◆ **TASK DETAILS**
Collect all lines below with the string "ylabel".

◆ **RECORDS SHOWN**

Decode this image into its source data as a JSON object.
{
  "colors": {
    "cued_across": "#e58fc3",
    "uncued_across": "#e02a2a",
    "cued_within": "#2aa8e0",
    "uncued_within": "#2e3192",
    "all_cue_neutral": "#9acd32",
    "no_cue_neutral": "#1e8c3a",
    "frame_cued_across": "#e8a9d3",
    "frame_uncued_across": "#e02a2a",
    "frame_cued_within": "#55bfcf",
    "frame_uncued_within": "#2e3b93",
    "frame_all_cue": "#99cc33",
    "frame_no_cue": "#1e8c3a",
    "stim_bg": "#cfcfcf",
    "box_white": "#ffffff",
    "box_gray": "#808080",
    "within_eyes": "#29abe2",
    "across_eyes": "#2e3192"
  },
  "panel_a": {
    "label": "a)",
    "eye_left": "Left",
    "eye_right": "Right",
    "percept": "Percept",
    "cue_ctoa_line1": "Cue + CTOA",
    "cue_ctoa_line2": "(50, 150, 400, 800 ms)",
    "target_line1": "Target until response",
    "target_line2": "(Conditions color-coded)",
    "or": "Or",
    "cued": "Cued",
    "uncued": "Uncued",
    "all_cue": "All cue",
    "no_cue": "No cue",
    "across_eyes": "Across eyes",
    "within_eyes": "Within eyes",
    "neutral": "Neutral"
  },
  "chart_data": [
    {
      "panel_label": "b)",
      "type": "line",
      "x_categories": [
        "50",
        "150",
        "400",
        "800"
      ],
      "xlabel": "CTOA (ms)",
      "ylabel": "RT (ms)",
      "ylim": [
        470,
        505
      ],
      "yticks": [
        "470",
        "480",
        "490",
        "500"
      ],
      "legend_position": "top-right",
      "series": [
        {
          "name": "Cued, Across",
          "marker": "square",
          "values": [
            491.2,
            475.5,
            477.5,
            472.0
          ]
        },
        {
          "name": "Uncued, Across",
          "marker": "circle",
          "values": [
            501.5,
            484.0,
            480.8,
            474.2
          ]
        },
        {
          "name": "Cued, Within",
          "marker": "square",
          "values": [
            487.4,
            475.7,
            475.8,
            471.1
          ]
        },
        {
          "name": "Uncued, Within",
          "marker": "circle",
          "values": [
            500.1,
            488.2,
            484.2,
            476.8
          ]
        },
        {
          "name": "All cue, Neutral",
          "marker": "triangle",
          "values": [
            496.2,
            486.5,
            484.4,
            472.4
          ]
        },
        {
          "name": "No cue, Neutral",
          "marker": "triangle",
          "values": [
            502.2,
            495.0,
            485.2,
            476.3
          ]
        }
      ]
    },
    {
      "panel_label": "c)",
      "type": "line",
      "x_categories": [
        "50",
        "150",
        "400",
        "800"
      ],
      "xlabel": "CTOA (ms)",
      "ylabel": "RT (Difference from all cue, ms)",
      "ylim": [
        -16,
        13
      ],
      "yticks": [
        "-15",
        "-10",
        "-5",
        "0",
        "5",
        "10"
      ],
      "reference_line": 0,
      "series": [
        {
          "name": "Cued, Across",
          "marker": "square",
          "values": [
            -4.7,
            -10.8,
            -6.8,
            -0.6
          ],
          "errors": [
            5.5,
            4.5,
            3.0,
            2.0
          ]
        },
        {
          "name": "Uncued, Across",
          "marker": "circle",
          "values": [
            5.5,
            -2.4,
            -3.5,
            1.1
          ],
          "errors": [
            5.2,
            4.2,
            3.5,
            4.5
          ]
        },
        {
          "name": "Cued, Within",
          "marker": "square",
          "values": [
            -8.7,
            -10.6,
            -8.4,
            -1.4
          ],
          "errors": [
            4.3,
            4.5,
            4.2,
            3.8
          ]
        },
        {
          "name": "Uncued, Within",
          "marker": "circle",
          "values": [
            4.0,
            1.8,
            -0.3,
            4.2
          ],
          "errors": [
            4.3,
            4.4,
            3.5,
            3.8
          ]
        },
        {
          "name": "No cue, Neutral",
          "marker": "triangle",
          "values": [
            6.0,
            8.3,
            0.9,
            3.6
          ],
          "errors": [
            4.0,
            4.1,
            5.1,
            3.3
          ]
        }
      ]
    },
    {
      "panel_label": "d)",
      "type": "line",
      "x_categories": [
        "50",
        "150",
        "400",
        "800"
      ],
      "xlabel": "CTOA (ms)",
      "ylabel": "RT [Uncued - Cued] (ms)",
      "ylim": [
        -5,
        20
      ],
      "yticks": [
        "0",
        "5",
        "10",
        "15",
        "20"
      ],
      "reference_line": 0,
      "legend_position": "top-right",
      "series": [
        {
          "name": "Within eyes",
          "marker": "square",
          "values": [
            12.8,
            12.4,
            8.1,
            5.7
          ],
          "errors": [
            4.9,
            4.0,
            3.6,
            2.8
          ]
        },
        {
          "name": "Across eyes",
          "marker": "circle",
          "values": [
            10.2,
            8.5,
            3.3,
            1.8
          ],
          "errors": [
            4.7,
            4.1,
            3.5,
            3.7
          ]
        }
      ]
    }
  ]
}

◆ **RESULT OF THIS EXERCISE**
      "ylabel": "RT (ms)",
      "ylabel": "RT (Difference from all cue, ms)",
      "ylabel": "RT [Uncued - Cued] (ms)",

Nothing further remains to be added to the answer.